Going through the material below, please gather all lines with the word "this" in them.

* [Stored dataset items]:
+---+

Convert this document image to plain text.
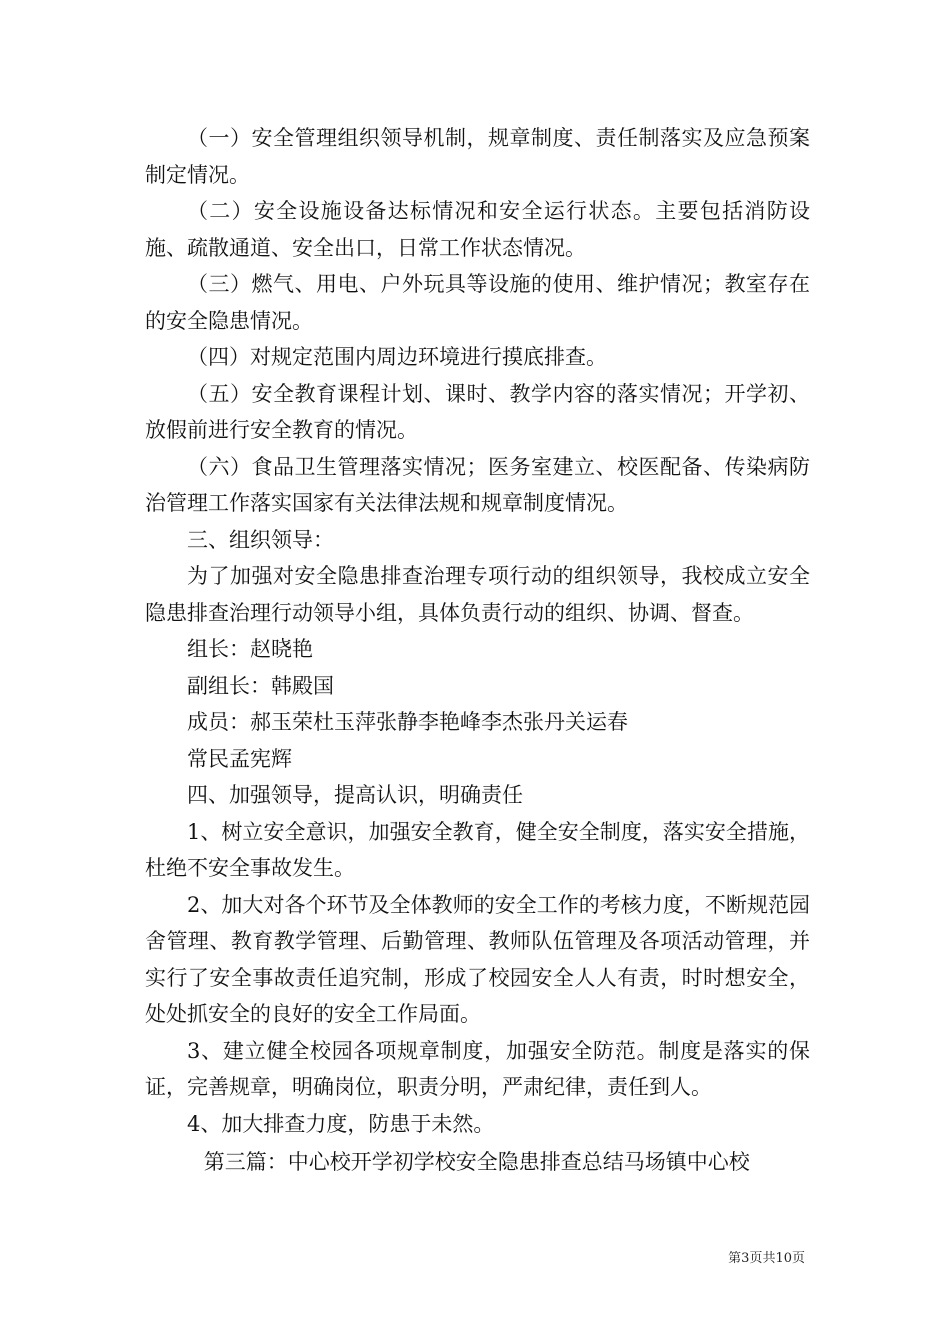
（一）安全管理组织领导机制，规章制度、责任制落实及应急预案制定情况。

（二）安全设施设备达标情况和安全运行状态。主要包括消防设施、疏散通道、安全出口，日常工作状态情况。

（三）燃气、用电、户外玩具等设施的使用、维护情况；教室存在的安全隐患情况。

（四）对规定范围内周边环境进行摸底排查。

（五）安全教育课程计划、课时、教学内容的落实情况；开学初、放假前进行安全教育的情况。

（六）食品卫生管理落实情况；医务室建立、校医配备、传染病防治管理工作落实国家有关法律法规和规章制度情况。

三、组织领导：

为了加强对安全隐患排查治理专项行动的组织领导，我校成立安全隐患排查治理行动领导小组，具体负责行动的组织、协调、督查。

组长：赵晓艳

副组长：韩殿国

成员：郝玉荣杜玉萍张静李艳峰李杰张丹关运春

常民孟宪辉

四、加强领导，提高认识，明确责任

1、树立安全意识，加强安全教育，健全安全制度，落实安全措施，杜绝不安全事故发生。

2、加大对各个环节及全体教师的安全工作的考核力度，不断规范园舍管理、教育教学管理、后勤管理、教师队伍管理及各项活动管理，并实行了安全事故责任追究制，形成了校园安全人人有责，时时想安全，处处抓安全的良好的安全工作局面。

3、建立健全校园各项规章制度，加强安全防范。制度是落实的保证，完善规章，明确岗位，职责分明，严肃纪律，责任到人。

4、加大排查力度，防患于未然。

第三篇：中心校开学初学校安全隐患排查总结马场镇中心校

第3页共10页
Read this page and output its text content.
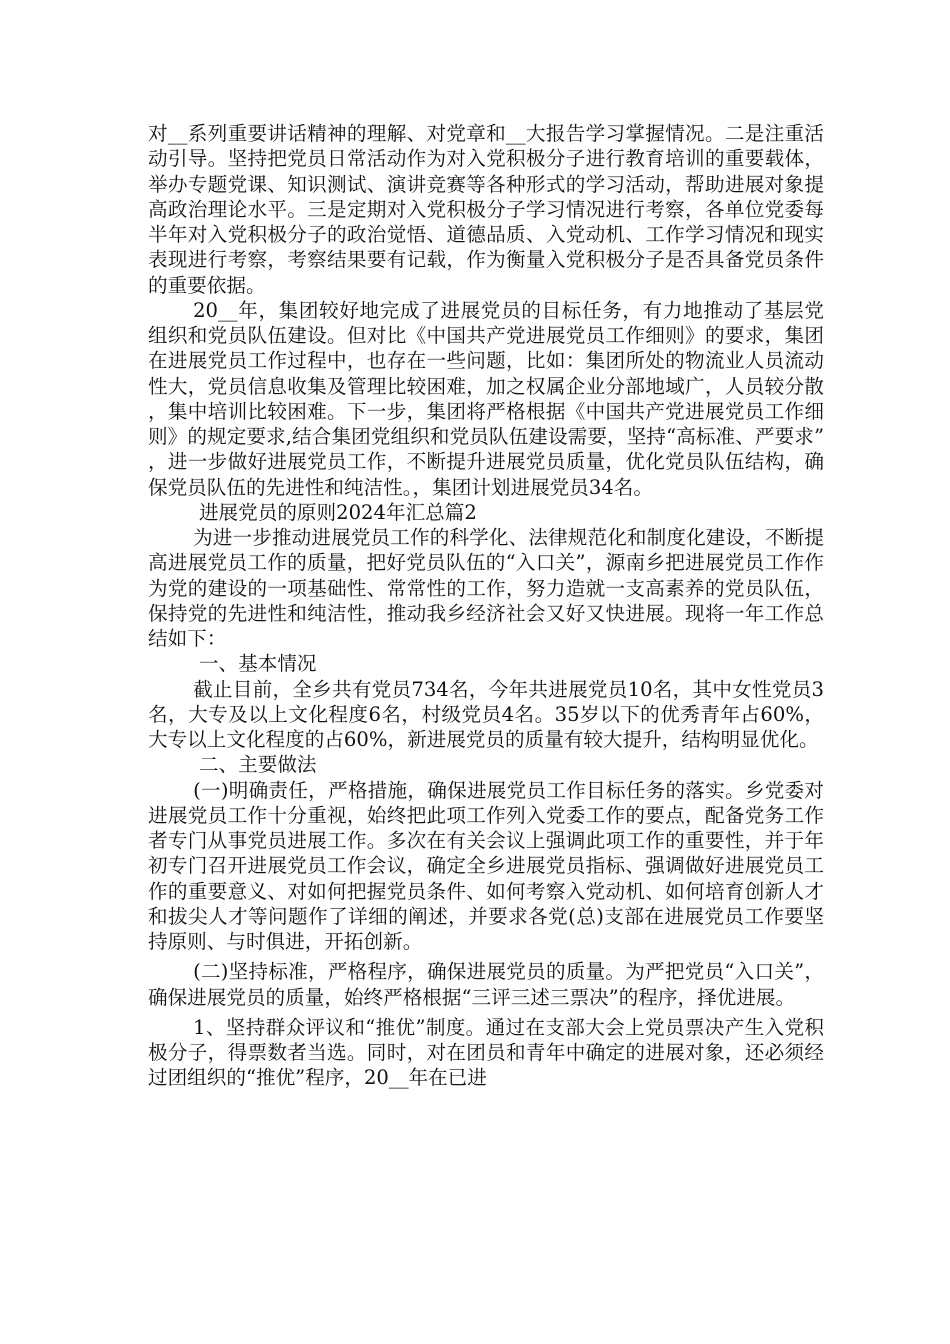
对__系列重要讲话精神的理解、对党章和__大报告学习掌握情况。二是注重活动引导。坚持把党员日常活动作为对入党积极分子进行教育培训的重要载体，举办专题党课、知识测试、演讲竞赛等各种形式的学习活动，帮助进展对象提高政治理论水平。三是定期对入党积极分子学习情况进行考察，各单位党委每半年对入党积极分子的政治觉悟、道德品质、入党动机、工作学习情况和现实表现进行考察，考察结果要有记载，作为衡量入党积极分子是否具备党员条件的重要依据。

20__年，集团较好地完成了进展党员的目标任务，有力地推动了基层党组织和党员队伍建设。但对比《中国共产党进展党员工作细则》的要求，集团在进展党员工作过程中，也存在一些问题，比如：集团所处的物流业人员流动性大，党员信息收集及管理比较困难，加之权属企业分部地域广，人员较分散，集中培训比较困难。下一步，集团将严格根据《中国共产党进展党员工作细则》的规定要求,结合集团党组织和党员队伍建设需要，坚持“高标准、严要求”，进一步做好进展党员工作，不断提升进展党员质量，优化党员队伍结构，确保党员队伍的先进性和纯洁性。，集团计划进展党员34名。

进展党员的原则2024年汇总篇2

为进一步推动进展党员工作的科学化、法律规范化和制度化建设，不断提高进展党员工作的质量，把好党员队伍的“入口关”，源南乡把进展党员工作作为党的建设的一项基础性、常常性的工作，努力造就一支高素养的党员队伍，保持党的先进性和纯洁性，推动我乡经济社会又好又快进展。现将一年工作总结如下：

一、基本情况

截止目前，全乡共有党员734名，今年共进展党员10名，其中女性党员3名，大专及以上文化程度6名，村级党员4名。35岁以下的优秀青年占60%，大专以上文化程度的占60%，新进展党员的质量有较大提升，结构明显优化。

二、主要做法

(一)明确责任，严格措施，确保进展党员工作目标任务的落实。乡党委对进展党员工作十分重视，始终把此项工作列入党委工作的要点，配备党务工作者专门从事党员进展工作。多次在有关会议上强调此项工作的重要性，并于年初专门召开进展党员工作会议，确定全乡进展党员指标、强调做好进展党员工作的重要意义、对如何把握党员条件、如何考察入党动机、如何培育创新人才和拔尖人才等问题作了详细的阐述，并要求各党(总)支部在进展党员工作要坚持原则、与时俱进，开拓创新。

(二)坚持标准，严格程序，确保进展党员的质量。为严把党员“入口关”，确保进展党员的质量，始终严格根据“三评三述三票决”的程序，择优进展。

1、坚持群众评议和“推优”制度。通过在支部大会上党员票决产生入党积极分子，得票数者当选。同时，对在团员和青年中确定的进展对象，还必须经过团组织的“推优”程序，20__年在已进
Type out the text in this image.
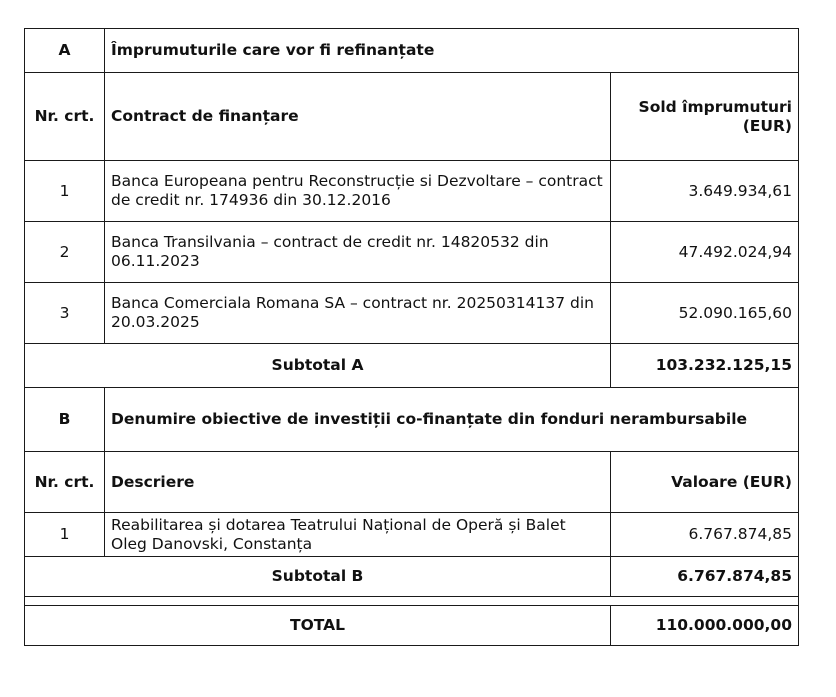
A	Împrumuturile care vor fi refinanțate	
Nr. crt.	Contract de finanțare	Sold împrumuturi (EUR)
1	Banca Europeana pentru Reconstrucție si Dezvoltare – contract de credit nr. 174936 din 30.12.2016	3.649.934,61
2	Banca Transilvania – contract de credit nr. 14820532 din 06.11.2023	47.492.024,94
3	Banca Comerciala Romana SA – contract nr. 20250314137 din 20.03.2025	52.090.165,60
Subtotal A		103.232.125,15
B	Denumire obiective de investiții co-finanțate din fonduri nerambursabile	
Nr. crt.	Descriere	Valoare (EUR)
1	Reabilitarea și dotarea Teatrului Național de Operă și Balet Oleg Danovski, Constanța	6.767.874,85
Subtotal B		6.767.874,85

TOTAL		110.000.000,00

+---+

* [Complete answer]:
Convert this document image to plain text.
Read this page and output its text content.
Type out the text in this image.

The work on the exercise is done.